*Given instruction*
Reproduce the data exactly and drop any pictures it holds.
****************************************
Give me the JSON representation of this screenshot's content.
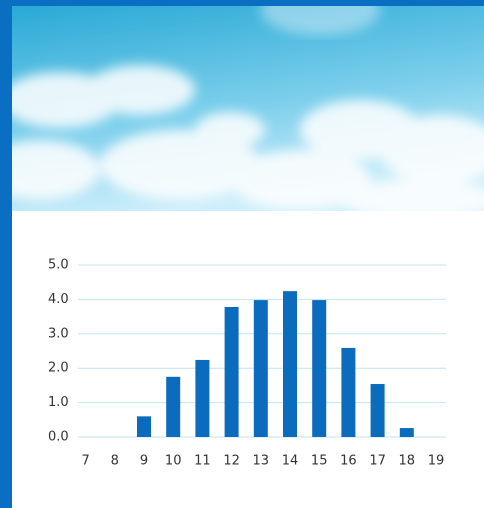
{
  "chart_data": {
    "type": "bar",
    "categories": [
      "7",
      "8",
      "9",
      "10",
      "11",
      "12",
      "13",
      "14",
      "15",
      "16",
      "17",
      "18",
      "19"
    ],
    "values": [
      0,
      0,
      0.6,
      1.75,
      2.24,
      3.78,
      3.98,
      4.24,
      3.98,
      2.59,
      1.54,
      0.26,
      0
    ],
    "color": "#0b6bbd",
    "ylim": [
      0,
      5
    ],
    "yticks": [
      {
        "value": 0,
        "label": "0.0"
      },
      {
        "value": 1,
        "label": "1.0"
      },
      {
        "value": 2,
        "label": "2.0"
      },
      {
        "value": 3,
        "label": "3.0"
      },
      {
        "value": 4,
        "label": "4.0"
      },
      {
        "value": 5,
        "label": "5.0"
      }
    ],
    "grid": true
  }
}
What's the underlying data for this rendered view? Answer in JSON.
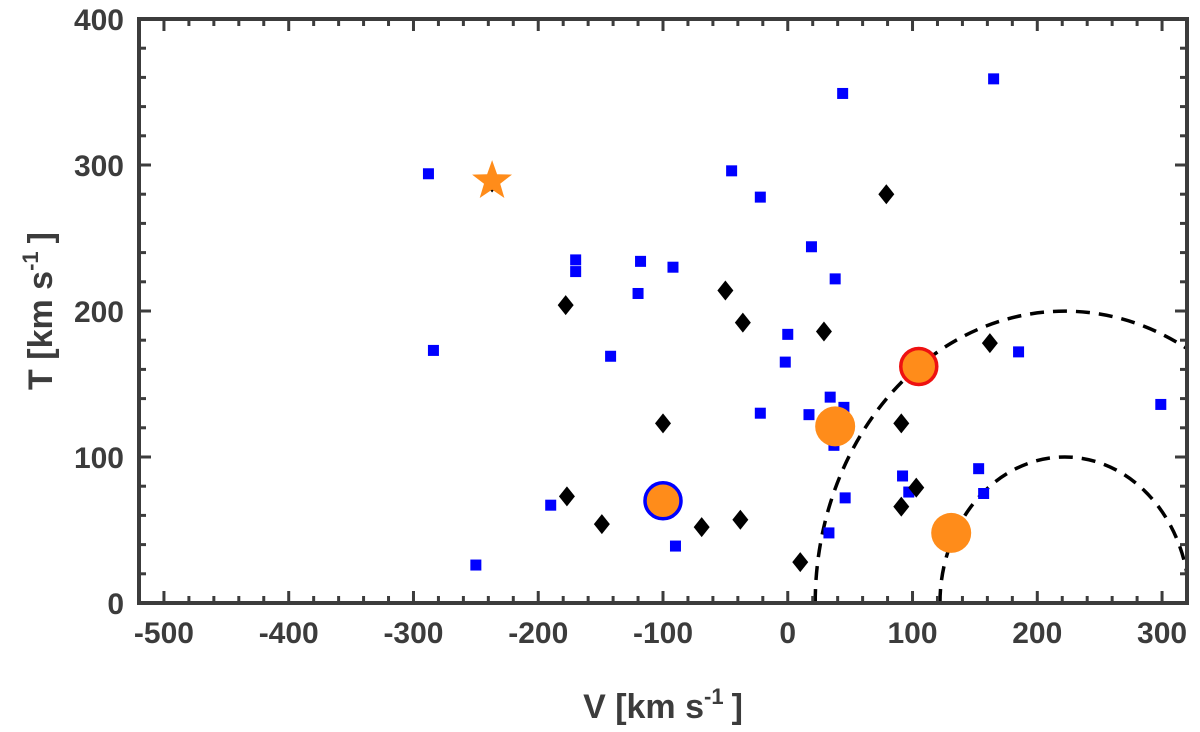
****************************************
*Result*
Give me the JSON representation of this screenshot's content.
{
  "chart_data": {
    "type": "bar",
    "categories": [
      "7",
      "8",
      "9",
      "10",
      "11",
      "12",
      "13",
      "14",
      "15",
      "16",
      "17",
      "18",
      "19"
    ],
    "values": [
      0,
      0,
      0.6,
      1.75,
      2.24,
      3.78,
      3.98,
      4.24,
      3.98,
      2.59,
      1.54,
      0.26,
      0
    ],
    "color": "#0b6bbd",
    "ylim": [
      0,
      5
    ],
    "yticks": [
      {
        "value": 0,
        "label": "0.0"
      },
      {
        "value": 1,
        "label": "1.0"
      },
      {
        "value": 2,
        "label": "2.0"
      },
      {
        "value": 3,
        "label": "3.0"
      },
      {
        "value": 4,
        "label": "4.0"
      },
      {
        "value": 5,
        "label": "5.0"
      }
    ],
    "grid": true
  }
}
What's the underlying data for this rendered view? Answer in JSON.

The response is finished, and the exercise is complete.